### Your objective
Could you write out every entry exactly as it stands?
## BEGIN
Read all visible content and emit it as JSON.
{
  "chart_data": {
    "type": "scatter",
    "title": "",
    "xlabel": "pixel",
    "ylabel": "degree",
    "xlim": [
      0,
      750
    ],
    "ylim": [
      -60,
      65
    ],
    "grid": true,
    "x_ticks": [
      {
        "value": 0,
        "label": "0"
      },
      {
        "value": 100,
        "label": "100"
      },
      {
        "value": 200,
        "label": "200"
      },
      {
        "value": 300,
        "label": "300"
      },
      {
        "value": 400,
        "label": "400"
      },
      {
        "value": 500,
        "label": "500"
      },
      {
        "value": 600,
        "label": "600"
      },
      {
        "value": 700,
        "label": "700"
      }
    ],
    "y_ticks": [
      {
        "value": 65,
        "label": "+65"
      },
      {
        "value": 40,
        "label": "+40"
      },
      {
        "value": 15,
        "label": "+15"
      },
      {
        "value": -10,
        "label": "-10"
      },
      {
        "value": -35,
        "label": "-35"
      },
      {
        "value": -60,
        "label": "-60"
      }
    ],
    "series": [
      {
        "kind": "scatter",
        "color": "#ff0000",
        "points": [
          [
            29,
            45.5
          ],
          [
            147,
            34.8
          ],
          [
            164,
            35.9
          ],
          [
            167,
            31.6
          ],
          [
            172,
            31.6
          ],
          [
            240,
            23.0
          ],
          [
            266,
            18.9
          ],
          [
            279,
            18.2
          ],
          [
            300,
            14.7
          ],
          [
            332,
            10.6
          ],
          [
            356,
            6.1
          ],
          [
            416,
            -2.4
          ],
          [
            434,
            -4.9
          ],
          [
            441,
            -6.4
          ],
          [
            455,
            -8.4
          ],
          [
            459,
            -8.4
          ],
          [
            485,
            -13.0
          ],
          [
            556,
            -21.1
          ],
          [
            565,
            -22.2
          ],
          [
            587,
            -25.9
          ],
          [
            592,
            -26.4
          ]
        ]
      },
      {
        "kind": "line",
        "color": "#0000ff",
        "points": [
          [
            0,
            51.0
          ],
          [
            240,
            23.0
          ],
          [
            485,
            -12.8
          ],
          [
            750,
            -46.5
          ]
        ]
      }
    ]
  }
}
## END
### Response to this exercise
Read all visible content and emit it as JSON.
{
  "chart_data": {
    "type": "scatter",
    "title": "",
    "xlabel": "pixel",
    "ylabel": "degree",
    "xlim": [
      0,
      750
    ],
    "ylim": [
      -60,
      65
    ],
    "grid": true,
    "x_ticks": [
      {
        "value": 0,
        "label": "0"
      },
      {
        "value": 100,
        "label": "100"
      },
      {
        "value": 200,
        "label": "200"
      },
      {
        "value": 300,
        "label": "300"
      },
      {
        "value": 400,
        "label": "400"
      },
      {
        "value": 500,
        "label": "500"
      },
      {
        "value": 600,
        "label": "600"
      },
      {
        "value": 700,
        "label": "700"
      }
    ],
    "y_ticks": [
      {
        "value": 65,
        "label": "+65"
      },
      {
        "value": 40,
        "label": "+40"
      },
      {
        "value": 15,
        "label": "+15"
      },
      {
        "value": -10,
        "label": "-10"
      },
      {
        "value": -35,
        "label": "-35"
      },
      {
        "value": -60,
        "label": "-60"
      }
    ],
    "series": [
      {
        "kind": "scatter",
        "color": "#ff0000",
        "points": [
          [
            29,
            45.5
          ],
          [
            147,
            34.8
          ],
          [
            164,
            35.9
          ],
          [
            167,
            31.6
          ],
          [
            172,
            31.6
          ],
          [
            240,
            23.0
          ],
          [
            266,
            18.9
          ],
          [
            279,
            18.2
          ],
          [
            300,
            14.7
          ],
          [
            332,
            10.6
          ],
          [
            356,
            6.1
          ],
          [
            416,
            -2.4
          ],
          [
            434,
            -4.9
          ],
          [
            441,
            -6.4
          ],
          [
            455,
            -8.4
          ],
          [
            459,
            -8.4
          ],
          [
            485,
            -13.0
          ],
          [
            556,
            -21.1
          ],
          [
            565,
            -22.2
          ],
          [
            587,
            -25.9
          ],
          [
            592,
            -26.4
          ]
        ]
      },
      {
        "kind": "line",
        "color": "#0000ff",
        "points": [
          [
            0,
            51.0
          ],
          [
            240,
            23.0
          ],
          [
            485,
            -12.8
          ],
          [
            750,
            -46.5
          ]
        ]
      }
    ]
  }
}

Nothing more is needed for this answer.